DATA IN THIS EXERCISE –
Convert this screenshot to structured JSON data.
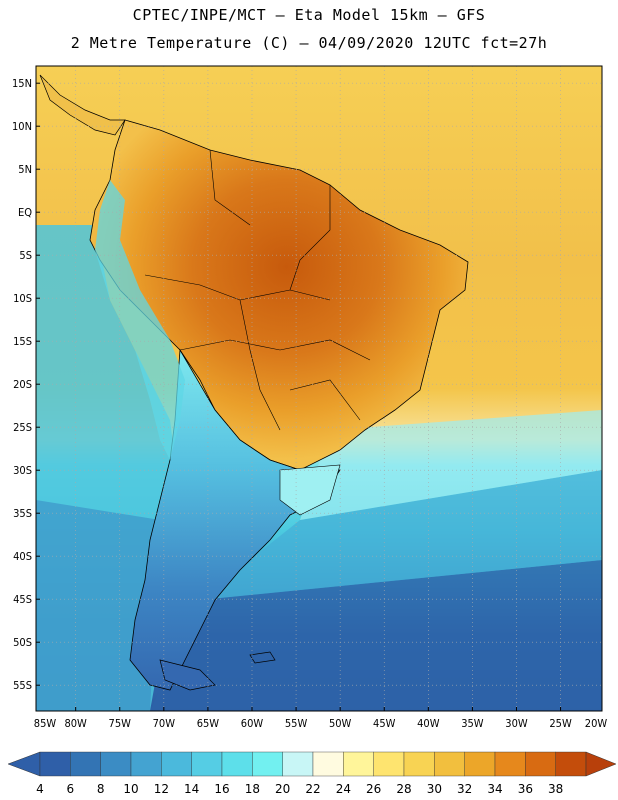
{
  "header": {
    "line1": "CPTEC/INPE/MCT –  Eta Model 15km – GFS",
    "line2": "2 Metre Temperature (C) – 04/09/2020 12UTC fct=27h"
  },
  "map": {
    "lat_labels": [
      "15N",
      "10N",
      "5N",
      "EQ",
      "5S",
      "10S",
      "15S",
      "20S",
      "25S",
      "30S",
      "35S",
      "40S",
      "45S",
      "50S",
      "55S"
    ],
    "lon_labels": [
      "85W",
      "80W",
      "75W",
      "70W",
      "65W",
      "60W",
      "55W",
      "50W",
      "45W",
      "40W",
      "35W",
      "30W",
      "25W",
      "20W"
    ],
    "lon_range": [
      -85,
      -20
    ],
    "lat_range": [
      -58,
      16
    ],
    "ocean_colors": {
      "tropical_atlantic": "#f4c242",
      "north_atlantic": "#f6d257",
      "warm_land": "#e2931f",
      "hot_land": "#c65a0a",
      "cool_pacific": "#4bc6dd",
      "cold_south": "#2d62a6"
    }
  },
  "colorbar": {
    "labels": [
      "4",
      "6",
      "8",
      "10",
      "12",
      "14",
      "16",
      "18",
      "20",
      "22",
      "24",
      "26",
      "28",
      "30",
      "32",
      "34",
      "36",
      "38"
    ],
    "low_color": "#2f5fa8",
    "high_color": "#b8400b",
    "colors": [
      "#2f5fa8",
      "#3374b4",
      "#3b8cc4",
      "#44a3d1",
      "#4bb9dc",
      "#55cde4",
      "#5ddfea",
      "#72f0f0",
      "#c8f6f6",
      "#fffbe0",
      "#fff59a",
      "#fee46f",
      "#f8d353",
      "#f2bf3e",
      "#eca629",
      "#e6881c",
      "#d86b12",
      "#c44d0b"
    ]
  }
}
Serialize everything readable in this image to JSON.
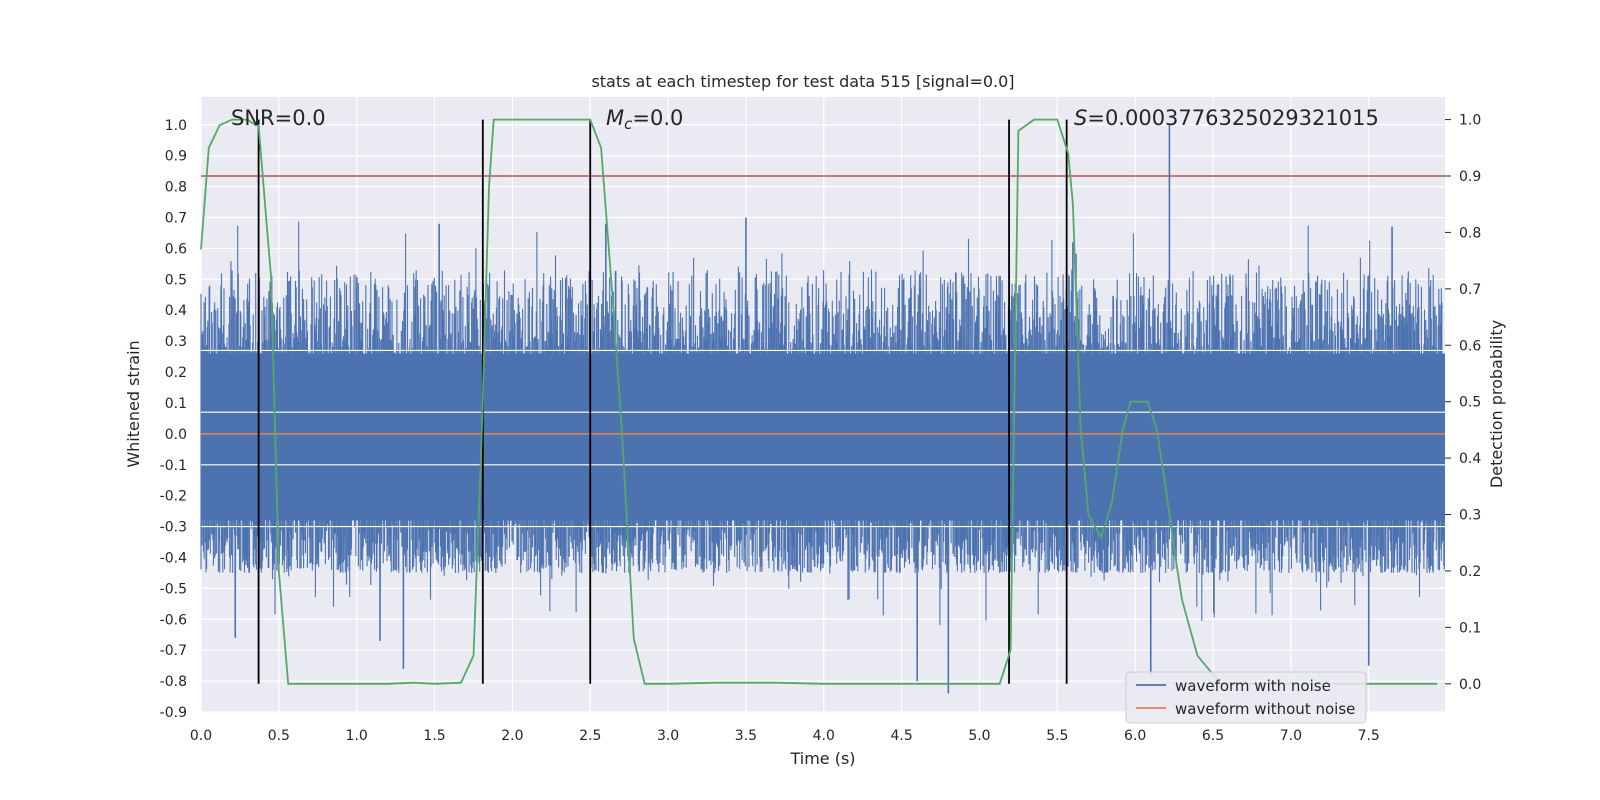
{
  "chart_data": {
    "type": "line",
    "title": "stats at each timestep for test data 515 [signal=0.0]",
    "xlabel": "Time (s)",
    "ylabel": "Whitened strain",
    "y2label": "Detection probability",
    "xlim": [
      0.0,
      7.99
    ],
    "ylim": [
      -0.9,
      1.09
    ],
    "y2lim": [
      -0.05,
      1.04
    ],
    "x_ticks": [
      0.0,
      0.5,
      1.0,
      1.5,
      2.0,
      2.5,
      3.0,
      3.5,
      4.0,
      4.5,
      5.0,
      5.5,
      6.0,
      6.5,
      7.0,
      7.5
    ],
    "y_ticks": [
      -0.9,
      -0.8,
      -0.7,
      -0.6,
      -0.5,
      -0.4,
      -0.3,
      -0.2,
      -0.1,
      0.0,
      0.1,
      0.2,
      0.3,
      0.4,
      0.5,
      0.6,
      0.7,
      0.8,
      0.9,
      1.0
    ],
    "y2_ticks": [
      0.0,
      0.1,
      0.2,
      0.3,
      0.4,
      0.5,
      0.6,
      0.7,
      0.8,
      0.9,
      1.0
    ],
    "grid": true,
    "legend_position": "lower-right",
    "annotations": {
      "snr": "SNR=0.0",
      "mc_symbol": "M",
      "mc_sub": "c",
      "mc_value": "=0.0",
      "s_symbol": "S",
      "s_value": "=0.0003776325029321015"
    },
    "series": [
      {
        "name": "waveform with noise",
        "axis": "left",
        "color": "#4c72b0",
        "style": "noise",
        "envelope_upper": 0.45,
        "envelope_lower": -0.4,
        "peaks": [
          [
            0.37,
            -0.8
          ],
          [
            0.22,
            -0.66
          ],
          [
            1.3,
            -0.76
          ],
          [
            1.15,
            -0.67
          ],
          [
            1.53,
            0.68
          ],
          [
            2.5,
            0.78
          ],
          [
            2.6,
            0.68
          ],
          [
            3.5,
            0.7
          ],
          [
            4.8,
            -0.84
          ],
          [
            4.6,
            -0.8
          ],
          [
            6.22,
            1.0
          ],
          [
            6.1,
            -0.78
          ],
          [
            7.5,
            -0.75
          ],
          [
            7.65,
            0.67
          ],
          [
            5.6,
            0.62
          ]
        ]
      },
      {
        "name": "waveform without noise",
        "axis": "left",
        "color": "#dd8452",
        "x": [
          0.0,
          7.99
        ],
        "y": [
          0.0,
          0.0
        ]
      },
      {
        "name": "detection probability",
        "axis": "right",
        "color": "#55a868",
        "x": [
          0.0,
          0.05,
          0.12,
          0.2,
          0.3,
          0.35,
          0.37,
          0.42,
          0.45,
          0.5,
          0.56,
          0.7,
          1.0,
          1.2,
          1.37,
          1.5,
          1.67,
          1.75,
          1.8,
          1.85,
          1.88,
          1.92,
          2.0,
          2.3,
          2.45,
          2.5,
          2.57,
          2.65,
          2.7,
          2.78,
          2.85,
          3.0,
          3.3,
          3.7,
          4.0,
          4.5,
          5.0,
          5.13,
          5.2,
          5.25,
          5.35,
          5.5,
          5.57,
          5.6,
          5.65,
          5.7,
          5.78,
          5.85,
          5.92,
          5.97,
          6.02,
          6.08,
          6.14,
          6.2,
          6.25,
          6.3,
          6.4,
          6.55,
          7.0,
          7.5,
          7.94
        ],
        "y": [
          0.77,
          0.95,
          0.99,
          1.0,
          1.0,
          0.99,
          0.99,
          0.82,
          0.72,
          0.2,
          0.0,
          0.0,
          0.0,
          0.0,
          0.002,
          0.0,
          0.002,
          0.05,
          0.42,
          0.88,
          1.0,
          1.0,
          1.0,
          1.0,
          1.0,
          1.0,
          0.95,
          0.66,
          0.46,
          0.08,
          0.0,
          0.0,
          0.002,
          0.002,
          0.0,
          0.0,
          0.0,
          0.0,
          0.06,
          0.98,
          1.0,
          1.0,
          0.94,
          0.85,
          0.45,
          0.3,
          0.26,
          0.32,
          0.45,
          0.5,
          0.5,
          0.5,
          0.45,
          0.34,
          0.24,
          0.15,
          0.05,
          0.0,
          0.0,
          0.0,
          0.0
        ]
      }
    ],
    "vertical_markers": {
      "color": "#000000",
      "x": [
        0.37,
        1.81,
        2.5,
        5.19,
        5.56
      ],
      "y_top": 1.0,
      "y_bottom": 0.0
    },
    "threshold_line": {
      "color": "#c44e52",
      "y": 0.9
    }
  }
}
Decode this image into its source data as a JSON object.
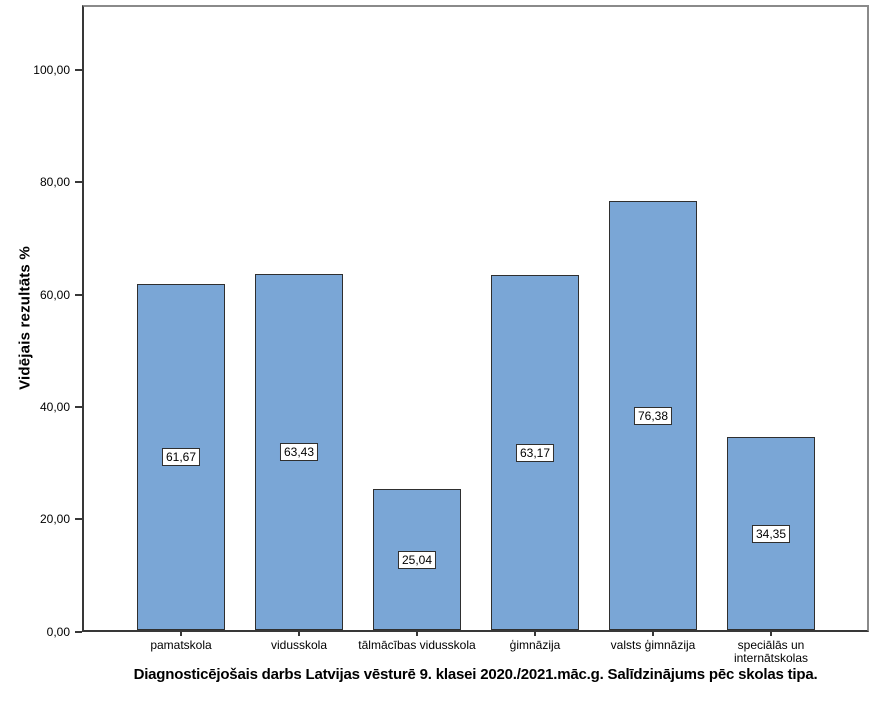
{
  "chart_data": {
    "type": "bar",
    "caption": "Diagnosticējošais darbs Latvijas vēsturē 9. klasei 2020./2021.māc.g. Salīdzinājums pēc skolas tipa.",
    "ylabel": "Vidējais rezultāts %",
    "categories": [
      "pamatskola",
      "vidusskola",
      "tālmācības vidusskola",
      "ģimnāzija",
      "valsts ģimnāzija",
      "speciālās un\ninternātskolas"
    ],
    "values": [
      61.67,
      63.43,
      25.04,
      63.17,
      76.38,
      34.35
    ],
    "value_labels": [
      "61,67",
      "63,43",
      "25,04",
      "63,17",
      "76,38",
      "34,35"
    ],
    "yticks": {
      "values": [
        0,
        20,
        40,
        60,
        80,
        100
      ],
      "labels": [
        "0,00",
        "20,00",
        "40,00",
        "60,00",
        "80,00",
        "100,00"
      ]
    },
    "ylim": [
      0,
      111.5
    ],
    "grid": false,
    "legend": "none",
    "colors": {
      "bar_fill": "#7aa6d6",
      "bar_border": "#2f2f2f",
      "axis": "#383838",
      "frame": "#8a8a8a",
      "label_box_bg": "#ffffff",
      "text": "#000000"
    }
  }
}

EXERCISE DESCRIPTION – All the records above need to be given again word for word. Skip the pictures.

SOLUTION FOR THIS PROBLEM –
Convert this screenshot to structured JSON data.
{
  "header": {
    "line1": "CPTEC/INPE/MCT –  Eta Model 15km – GFS",
    "line2": "2 Metre Temperature (C) – 04/09/2020 12UTC fct=27h"
  },
  "map": {
    "lat_labels": [
      "15N",
      "10N",
      "5N",
      "EQ",
      "5S",
      "10S",
      "15S",
      "20S",
      "25S",
      "30S",
      "35S",
      "40S",
      "45S",
      "50S",
      "55S"
    ],
    "lon_labels": [
      "85W",
      "80W",
      "75W",
      "70W",
      "65W",
      "60W",
      "55W",
      "50W",
      "45W",
      "40W",
      "35W",
      "30W",
      "25W",
      "20W"
    ],
    "lon_range": [
      -85,
      -20
    ],
    "lat_range": [
      -58,
      16
    ],
    "ocean_colors": {
      "tropical_atlantic": "#f4c242",
      "north_atlantic": "#f6d257",
      "warm_land": "#e2931f",
      "hot_land": "#c65a0a",
      "cool_pacific": "#4bc6dd",
      "cold_south": "#2d62a6"
    }
  },
  "colorbar": {
    "labels": [
      "4",
      "6",
      "8",
      "10",
      "12",
      "14",
      "16",
      "18",
      "20",
      "22",
      "24",
      "26",
      "28",
      "30",
      "32",
      "34",
      "36",
      "38"
    ],
    "low_color": "#2f5fa8",
    "high_color": "#b8400b",
    "colors": [
      "#2f5fa8",
      "#3374b4",
      "#3b8cc4",
      "#44a3d1",
      "#4bb9dc",
      "#55cde4",
      "#5ddfea",
      "#72f0f0",
      "#c8f6f6",
      "#fffbe0",
      "#fff59a",
      "#fee46f",
      "#f8d353",
      "#f2bf3e",
      "#eca629",
      "#e6881c",
      "#d86b12",
      "#c44d0b"
    ]
  }
}
Serialize everything readable in this image to JSON.
{
  "chart_data": {
    "type": "line",
    "title": "stats at each timestep for test data 515 [signal=0.0]",
    "xlabel": "Time (s)",
    "ylabel": "Whitened strain",
    "y2label": "Detection probability",
    "xlim": [
      0.0,
      7.99
    ],
    "ylim": [
      -0.9,
      1.09
    ],
    "y2lim": [
      -0.05,
      1.04
    ],
    "x_ticks": [
      0.0,
      0.5,
      1.0,
      1.5,
      2.0,
      2.5,
      3.0,
      3.5,
      4.0,
      4.5,
      5.0,
      5.5,
      6.0,
      6.5,
      7.0,
      7.5
    ],
    "y_ticks": [
      -0.9,
      -0.8,
      -0.7,
      -0.6,
      -0.5,
      -0.4,
      -0.3,
      -0.2,
      -0.1,
      0.0,
      0.1,
      0.2,
      0.3,
      0.4,
      0.5,
      0.6,
      0.7,
      0.8,
      0.9,
      1.0
    ],
    "y2_ticks": [
      0.0,
      0.1,
      0.2,
      0.3,
      0.4,
      0.5,
      0.6,
      0.7,
      0.8,
      0.9,
      1.0
    ],
    "grid": true,
    "legend_position": "lower-right",
    "annotations": {
      "snr": "SNR=0.0",
      "mc_symbol": "M",
      "mc_sub": "c",
      "mc_value": "=0.0",
      "s_symbol": "S",
      "s_value": "=0.0003776325029321015"
    },
    "series": [
      {
        "name": "waveform with noise",
        "axis": "left",
        "color": "#4c72b0",
        "style": "noise",
        "envelope_upper": 0.45,
        "envelope_lower": -0.4,
        "peaks": [
          [
            0.37,
            -0.8
          ],
          [
            0.22,
            -0.66
          ],
          [
            1.3,
            -0.76
          ],
          [
            1.15,
            -0.67
          ],
          [
            1.53,
            0.68
          ],
          [
            2.5,
            0.78
          ],
          [
            2.6,
            0.68
          ],
          [
            3.5,
            0.7
          ],
          [
            4.8,
            -0.84
          ],
          [
            4.6,
            -0.8
          ],
          [
            6.22,
            1.0
          ],
          [
            6.1,
            -0.78
          ],
          [
            7.5,
            -0.75
          ],
          [
            7.65,
            0.67
          ],
          [
            5.6,
            0.62
          ]
        ]
      },
      {
        "name": "waveform without noise",
        "axis": "left",
        "color": "#dd8452",
        "x": [
          0.0,
          7.99
        ],
        "y": [
          0.0,
          0.0
        ]
      },
      {
        "name": "detection probability",
        "axis": "right",
        "color": "#55a868",
        "x": [
          0.0,
          0.05,
          0.12,
          0.2,
          0.3,
          0.35,
          0.37,
          0.42,
          0.45,
          0.5,
          0.56,
          0.7,
          1.0,
          1.2,
          1.37,
          1.5,
          1.67,
          1.75,
          1.8,
          1.85,
          1.88,
          1.92,
          2.0,
          2.3,
          2.45,
          2.5,
          2.57,
          2.65,
          2.7,
          2.78,
          2.85,
          3.0,
          3.3,
          3.7,
          4.0,
          4.5,
          5.0,
          5.13,
          5.2,
          5.25,
          5.35,
          5.5,
          5.57,
          5.6,
          5.65,
          5.7,
          5.78,
          5.85,
          5.92,
          5.97,
          6.02,
          6.08,
          6.14,
          6.2,
          6.25,
          6.3,
          6.4,
          6.55,
          7.0,
          7.5,
          7.94
        ],
        "y": [
          0.77,
          0.95,
          0.99,
          1.0,
          1.0,
          0.99,
          0.99,
          0.82,
          0.72,
          0.2,
          0.0,
          0.0,
          0.0,
          0.0,
          0.002,
          0.0,
          0.002,
          0.05,
          0.42,
          0.88,
          1.0,
          1.0,
          1.0,
          1.0,
          1.0,
          1.0,
          0.95,
          0.66,
          0.46,
          0.08,
          0.0,
          0.0,
          0.002,
          0.002,
          0.0,
          0.0,
          0.0,
          0.0,
          0.06,
          0.98,
          1.0,
          1.0,
          0.94,
          0.85,
          0.45,
          0.3,
          0.26,
          0.32,
          0.45,
          0.5,
          0.5,
          0.5,
          0.45,
          0.34,
          0.24,
          0.15,
          0.05,
          0.0,
          0.0,
          0.0,
          0.0
        ]
      }
    ],
    "vertical_markers": {
      "color": "#000000",
      "x": [
        0.37,
        1.81,
        2.5,
        5.19,
        5.56
      ],
      "y_top": 1.0,
      "y_bottom": 0.0
    },
    "threshold_line": {
      "color": "#c44e52",
      "y": 0.9
    }
  }
}
Decode this image into its source data as a JSON object.
{
  "chart_data": {
    "type": "bar",
    "caption": "Diagnosticējošais darbs Latvijas vēsturē 9. klasei 2020./2021.māc.g. Salīdzinājums pēc skolas tipa.",
    "ylabel": "Vidējais rezultāts %",
    "categories": [
      "pamatskola",
      "vidusskola",
      "tālmācības vidusskola",
      "ģimnāzija",
      "valsts ģimnāzija",
      "speciālās un\ninternātskolas"
    ],
    "values": [
      61.67,
      63.43,
      25.04,
      63.17,
      76.38,
      34.35
    ],
    "value_labels": [
      "61,67",
      "63,43",
      "25,04",
      "63,17",
      "76,38",
      "34,35"
    ],
    "yticks": {
      "values": [
        0,
        20,
        40,
        60,
        80,
        100
      ],
      "labels": [
        "0,00",
        "20,00",
        "40,00",
        "60,00",
        "80,00",
        "100,00"
      ]
    },
    "ylim": [
      0,
      111.5
    ],
    "grid": false,
    "legend": "none",
    "colors": {
      "bar_fill": "#7aa6d6",
      "bar_border": "#2f2f2f",
      "axis": "#383838",
      "frame": "#8a8a8a",
      "label_box_bg": "#ffffff",
      "text": "#000000"
    }
  }
}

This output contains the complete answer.